• [TO DO] Find the word "data" in the records below. List each line containing it.

****************************************

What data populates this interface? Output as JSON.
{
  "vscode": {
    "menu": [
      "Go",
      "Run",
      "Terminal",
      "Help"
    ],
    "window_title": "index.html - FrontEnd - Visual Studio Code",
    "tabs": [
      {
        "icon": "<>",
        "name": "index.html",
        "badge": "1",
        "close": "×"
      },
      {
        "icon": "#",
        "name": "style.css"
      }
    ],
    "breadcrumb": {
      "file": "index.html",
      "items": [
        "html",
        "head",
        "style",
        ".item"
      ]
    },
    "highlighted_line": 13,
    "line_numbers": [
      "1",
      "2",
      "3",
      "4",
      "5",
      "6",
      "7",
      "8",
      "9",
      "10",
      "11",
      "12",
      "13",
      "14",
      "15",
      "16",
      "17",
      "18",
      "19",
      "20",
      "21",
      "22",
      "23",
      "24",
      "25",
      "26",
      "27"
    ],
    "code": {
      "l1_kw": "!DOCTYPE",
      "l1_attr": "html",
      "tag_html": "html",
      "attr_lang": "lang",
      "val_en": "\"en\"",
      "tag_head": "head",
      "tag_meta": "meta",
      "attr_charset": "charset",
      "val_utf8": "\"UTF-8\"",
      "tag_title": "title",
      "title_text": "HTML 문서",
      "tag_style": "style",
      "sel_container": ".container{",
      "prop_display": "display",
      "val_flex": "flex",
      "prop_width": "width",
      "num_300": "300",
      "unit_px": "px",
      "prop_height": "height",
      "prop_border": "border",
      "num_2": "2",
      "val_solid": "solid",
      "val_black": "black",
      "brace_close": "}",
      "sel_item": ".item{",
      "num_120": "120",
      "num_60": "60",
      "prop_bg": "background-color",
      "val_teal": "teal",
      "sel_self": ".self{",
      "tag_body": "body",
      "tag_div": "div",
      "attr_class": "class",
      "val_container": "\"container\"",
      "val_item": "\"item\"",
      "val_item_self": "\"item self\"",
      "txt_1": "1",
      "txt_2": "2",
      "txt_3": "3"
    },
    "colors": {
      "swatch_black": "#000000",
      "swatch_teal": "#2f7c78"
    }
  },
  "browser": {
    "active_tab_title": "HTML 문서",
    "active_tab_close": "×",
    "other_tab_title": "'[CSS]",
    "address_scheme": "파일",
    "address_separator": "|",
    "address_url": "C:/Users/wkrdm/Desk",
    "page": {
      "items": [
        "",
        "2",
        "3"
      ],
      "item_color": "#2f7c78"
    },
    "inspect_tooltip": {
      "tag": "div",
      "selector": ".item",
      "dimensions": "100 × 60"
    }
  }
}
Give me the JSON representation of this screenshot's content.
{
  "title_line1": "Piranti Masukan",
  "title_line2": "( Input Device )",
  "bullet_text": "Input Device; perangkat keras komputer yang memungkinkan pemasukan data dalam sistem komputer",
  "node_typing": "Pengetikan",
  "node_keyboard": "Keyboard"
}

****************************************

• [EXERCISE RESULT]
What data populates this interface? Output as JSON.
  "bullet_text": "Input Device; perangkat keras komputer yang memungkinkan pemasukan data dalam sistem komputer",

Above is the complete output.